- Brief
Return the entries verbatim and drop every picture.

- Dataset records
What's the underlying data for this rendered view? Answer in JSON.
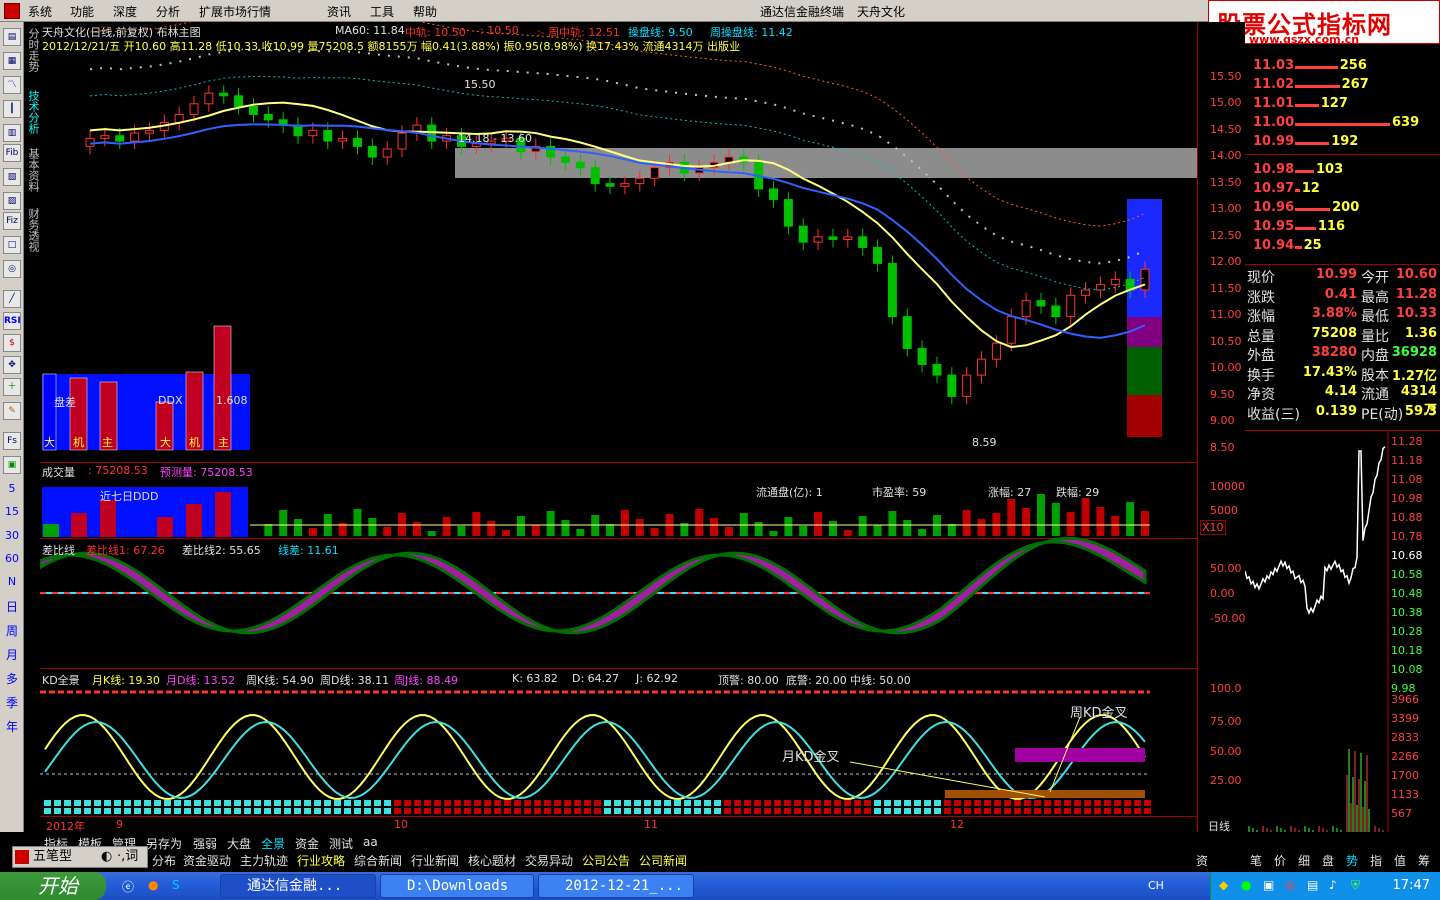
{
  "menu": [
    "系统",
    "功能",
    "深度",
    "分析",
    "扩展市场行情",
    "资讯",
    "工具",
    "帮助"
  ],
  "window_title": "通达信金融终端",
  "stock_title": "天舟文化",
  "watermark": {
    "line1": "股票公式指标网",
    "line2": "www.gszx.com.cn"
  },
  "vertical_tabs": [
    "分时走势",
    "技术分析",
    "基本资料",
    "财务透视"
  ],
  "left_toolbar": [
    "Fib",
    "Fiz",
    "RSI"
  ],
  "left_periods": [
    "5",
    "15",
    "30",
    "60",
    "N",
    "日",
    "周",
    "月",
    "多",
    "季",
    "年"
  ],
  "main": {
    "title": "天舟文化(日线,前复权) 布林主图",
    "ma60": "MA60: 11.84",
    "zhonggui": "中轨: 10.50",
    "zhonggui2": ": 10.50",
    "zhouzhonggui": ":- 周中轨: 12.51",
    "caopan": "操盘线: 9.50",
    "zhoucaopan": "周操盘线: 11.42",
    "ohlc": "2012/12/21/五 开10.60 高11.28 低10.33 收10.99 量75208.5 额8155万 幅0.41(3.88%) 振0.95(8.98%) 换17.43% 流通4314万 出版业",
    "ann_high": "15.50",
    "ann_range": "14.18 - 13.60",
    "ann_low": "8.59",
    "ddx_labels": [
      "盘差",
      "DDX",
      "1.608"
    ],
    "ddx_cats": [
      "大",
      "机",
      "主",
      "大",
      "机",
      "主"
    ]
  },
  "volume": {
    "title": "成交量",
    "val": ": 75208.53",
    "pred": "预测量: 75208.53",
    "ddd": "近七日DDD",
    "info": [
      "流通盘(亿):  1",
      "市盈率:  59",
      "涨幅:  27",
      "跌幅:  29"
    ],
    "x10": "X10"
  },
  "diff": {
    "title": "差比线",
    "l1": "差比线1: 67.26",
    "l2": "差比线2: 55.65",
    "l3": "线差: 11.61"
  },
  "kd": {
    "title": "KD全景",
    "mk": "月K线: 19.30",
    "md": "月D线: 13.52",
    "wk": "周K线: 54.90",
    "wd": "周D线: 38.11",
    "wj": "周J线: 88.49",
    "k": "K: 63.82",
    "d": "D: 64.27",
    "j": "J: 62.92",
    "top": "顶警: 80.00",
    "bot": "底警: 20.00",
    "mid": "中线: 50.00",
    "ann_month": "月KD金叉",
    "ann_week": "周KD金叉"
  },
  "xaxis": [
    "2012年",
    "9",
    "10",
    "11",
    "12"
  ],
  "yaxis_main": [
    "15.50",
    "15.00",
    "14.50",
    "14.00",
    "13.50",
    "13.00",
    "12.50",
    "12.00",
    "11.50",
    "11.00",
    "10.50",
    "10.00",
    "9.50",
    "9.00",
    "8.50"
  ],
  "yaxis_vol": [
    "10000",
    "5000"
  ],
  "yaxis_diff": [
    "50.00",
    "0.00",
    "-50.00"
  ],
  "yaxis_kd": [
    "100.0",
    "75.00",
    "50.00",
    "25.00"
  ],
  "orderbook": {
    "sell": [
      {
        "p": "11.03",
        "v": "256",
        "w": 0.45
      },
      {
        "p": "11.02",
        "v": "267",
        "w": 0.47
      },
      {
        "p": "11.01",
        "v": "127",
        "w": 0.25
      },
      {
        "p": "11.00",
        "v": "639",
        "w": 1.0
      },
      {
        "p": "10.99",
        "v": "192",
        "w": 0.36
      }
    ],
    "buy": [
      {
        "p": "10.98",
        "v": "103",
        "w": 0.2
      },
      {
        "p": "10.97",
        "v": "12",
        "w": 0.05
      },
      {
        "p": "10.96",
        "v": "200",
        "w": 0.37
      },
      {
        "p": "10.95",
        "v": "116",
        "w": 0.22
      },
      {
        "p": "10.94",
        "v": "25",
        "w": 0.07
      }
    ]
  },
  "quote": [
    [
      "现价",
      "10.99",
      "今开",
      "10.60"
    ],
    [
      "涨跌",
      "0.41",
      "最高",
      "11.28"
    ],
    [
      "涨幅",
      "3.88%",
      "最低",
      "10.33"
    ],
    [
      "总量",
      "75208",
      "量比",
      "1.36"
    ],
    [
      "外盘",
      "38280",
      "内盘",
      "36928"
    ],
    [
      "换手",
      "17.43%",
      "股本",
      "1.27亿"
    ],
    [
      "净资",
      "4.14",
      "流通",
      "4314万"
    ],
    [
      "收益(三)",
      "0.139",
      "PE(动)",
      "59.3"
    ]
  ],
  "mini_yaxis": [
    "11.28",
    "11.18",
    "11.08",
    "10.98",
    "10.88",
    "10.78",
    "10.68",
    "10.58",
    "10.48",
    "10.38",
    "10.28",
    "10.18",
    "10.08",
    "9.98",
    "3966",
    "3399",
    "2833",
    "2266",
    "1700",
    "1133",
    "567"
  ],
  "tabs_row1": [
    "指标",
    "模板",
    "管理",
    "另存为",
    "强弱",
    "大盘",
    "全景",
    "资金",
    "测试",
    "aa"
  ],
  "tabs_row2": [
    "分布",
    "资金驱动",
    "主力轨迹",
    "行业攻略",
    "综合新闻",
    "行业新闻",
    "核心题材",
    "交易异动",
    "公司公告",
    "公司新闻"
  ],
  "right_tabs": [
    "笔",
    "价",
    "细",
    "盘",
    "势",
    "指",
    "值",
    "筹"
  ],
  "ime": "五笔型",
  "ime_tail": "·,词",
  "daily_label": "日线",
  "plus_zero": "+",
  "zero": "0",
  "zi": "资",
  "taskbar": {
    "start": "开始",
    "b1": "通达信金融...",
    "b2": "D:\\Downloads",
    "b3": "2012-12-21_...",
    "clock": "17:47",
    "ch": "CH"
  }
}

- Reply to the exercise
What's the underlying data for this rendered view? Answer in JSON.
{
  "menu": [
    "系统",
    "功能",
    "深度",
    "分析",
    "扩展市场行情",
    "资讯",
    "工具",
    "帮助"
  ],
  "window_title": "通达信金融终端",
  "stock_title": "天舟文化",
  "watermark": {
    "line1": "股票公式指标网",
    "line2": "www.gszx.com.cn"
  },
  "vertical_tabs": [
    "分时走势",
    "技术分析",
    "基本资料",
    "财务透视"
  ],
  "left_toolbar": [
    "Fib",
    "Fiz",
    "RSI"
  ],
  "left_periods": [
    "5",
    "15",
    "30",
    "60",
    "N",
    "日",
    "周",
    "月",
    "多",
    "季",
    "年"
  ],
  "main": {
    "title": "天舟文化(日线,前复权) 布林主图",
    "ma60": "MA60: 11.84",
    "zhonggui": "中轨: 10.50",
    "zhonggui2": ": 10.50",
    "zhouzhonggui": ":- 周中轨: 12.51",
    "caopan": "操盘线: 9.50",
    "zhoucaopan": "周操盘线: 11.42",
    "ohlc": "2012/12/21/五 开10.60 高11.28 低10.33 收10.99 量75208.5 额8155万 幅0.41(3.88%) 振0.95(8.98%) 换17.43% 流通4314万 出版业",
    "ann_high": "15.50",
    "ann_range": "14.18 - 13.60",
    "ann_low": "8.59",
    "ddx_labels": [
      "盘差",
      "DDX",
      "1.608"
    ],
    "ddx_cats": [
      "大",
      "机",
      "主",
      "大",
      "机",
      "主"
    ]
  },
  "volume": {
    "title": "成交量",
    "val": ": 75208.53",
    "pred": "预测量: 75208.53",
    "ddd": "近七日DDD",
    "info": [
      "流通盘(亿):  1",
      "市盈率:  59",
      "涨幅:  27",
      "跌幅:  29"
    ],
    "x10": "X10"
  },
  "diff": {
    "title": "差比线",
    "l1": "差比线1: 67.26",
    "l2": "差比线2: 55.65",
    "l3": "线差: 11.61"
  },
  "kd": {
    "title": "KD全景",
    "mk": "月K线: 19.30",
    "md": "月D线: 13.52",
    "wk": "周K线: 54.90",
    "wd": "周D线: 38.11",
    "wj": "周J线: 88.49",
    "k": "K: 63.82",
    "d": "D: 64.27",
    "j": "J: 62.92",
    "top": "顶警: 80.00",
    "bot": "底警: 20.00",
    "mid": "中线: 50.00",
    "ann_month": "月KD金叉",
    "ann_week": "周KD金叉"
  },
  "xaxis": [
    "2012年",
    "9",
    "10",
    "11",
    "12"
  ],
  "yaxis_main": [
    "15.50",
    "15.00",
    "14.50",
    "14.00",
    "13.50",
    "13.00",
    "12.50",
    "12.00",
    "11.50",
    "11.00",
    "10.50",
    "10.00",
    "9.50",
    "9.00",
    "8.50"
  ],
  "yaxis_vol": [
    "10000",
    "5000"
  ],
  "yaxis_diff": [
    "50.00",
    "0.00",
    "-50.00"
  ],
  "yaxis_kd": [
    "100.0",
    "75.00",
    "50.00",
    "25.00"
  ],
  "orderbook": {
    "sell": [
      {
        "p": "11.03",
        "v": "256",
        "w": 0.45
      },
      {
        "p": "11.02",
        "v": "267",
        "w": 0.47
      },
      {
        "p": "11.01",
        "v": "127",
        "w": 0.25
      },
      {
        "p": "11.00",
        "v": "639",
        "w": 1.0
      },
      {
        "p": "10.99",
        "v": "192",
        "w": 0.36
      }
    ],
    "buy": [
      {
        "p": "10.98",
        "v": "103",
        "w": 0.2
      },
      {
        "p": "10.97",
        "v": "12",
        "w": 0.05
      },
      {
        "p": "10.96",
        "v": "200",
        "w": 0.37
      },
      {
        "p": "10.95",
        "v": "116",
        "w": 0.22
      },
      {
        "p": "10.94",
        "v": "25",
        "w": 0.07
      }
    ]
  },
  "quote": [
    [
      "现价",
      "10.99",
      "今开",
      "10.60"
    ],
    [
      "涨跌",
      "0.41",
      "最高",
      "11.28"
    ],
    [
      "涨幅",
      "3.88%",
      "最低",
      "10.33"
    ],
    [
      "总量",
      "75208",
      "量比",
      "1.36"
    ],
    [
      "外盘",
      "38280",
      "内盘",
      "36928"
    ],
    [
      "换手",
      "17.43%",
      "股本",
      "1.27亿"
    ],
    [
      "净资",
      "4.14",
      "流通",
      "4314万"
    ],
    [
      "收益(三)",
      "0.139",
      "PE(动)",
      "59.3"
    ]
  ],
  "mini_yaxis": [
    "11.28",
    "11.18",
    "11.08",
    "10.98",
    "10.88",
    "10.78",
    "10.68",
    "10.58",
    "10.48",
    "10.38",
    "10.28",
    "10.18",
    "10.08",
    "9.98",
    "3966",
    "3399",
    "2833",
    "2266",
    "1700",
    "1133",
    "567"
  ],
  "tabs_row1": [
    "指标",
    "模板",
    "管理",
    "另存为",
    "强弱",
    "大盘",
    "全景",
    "资金",
    "测试",
    "aa"
  ],
  "tabs_row2": [
    "分布",
    "资金驱动",
    "主力轨迹",
    "行业攻略",
    "综合新闻",
    "行业新闻",
    "核心题材",
    "交易异动",
    "公司公告",
    "公司新闻"
  ],
  "right_tabs": [
    "笔",
    "价",
    "细",
    "盘",
    "势",
    "指",
    "值",
    "筹"
  ],
  "ime": "五笔型",
  "ime_tail": "·,词",
  "daily_label": "日线",
  "plus_zero": "+",
  "zero": "0",
  "zi": "资",
  "taskbar": {
    "start": "开始",
    "b1": "通达信金融...",
    "b2": "D:\\Downloads",
    "b3": "2012-12-21_...",
    "clock": "17:47",
    "ch": "CH"
  }
}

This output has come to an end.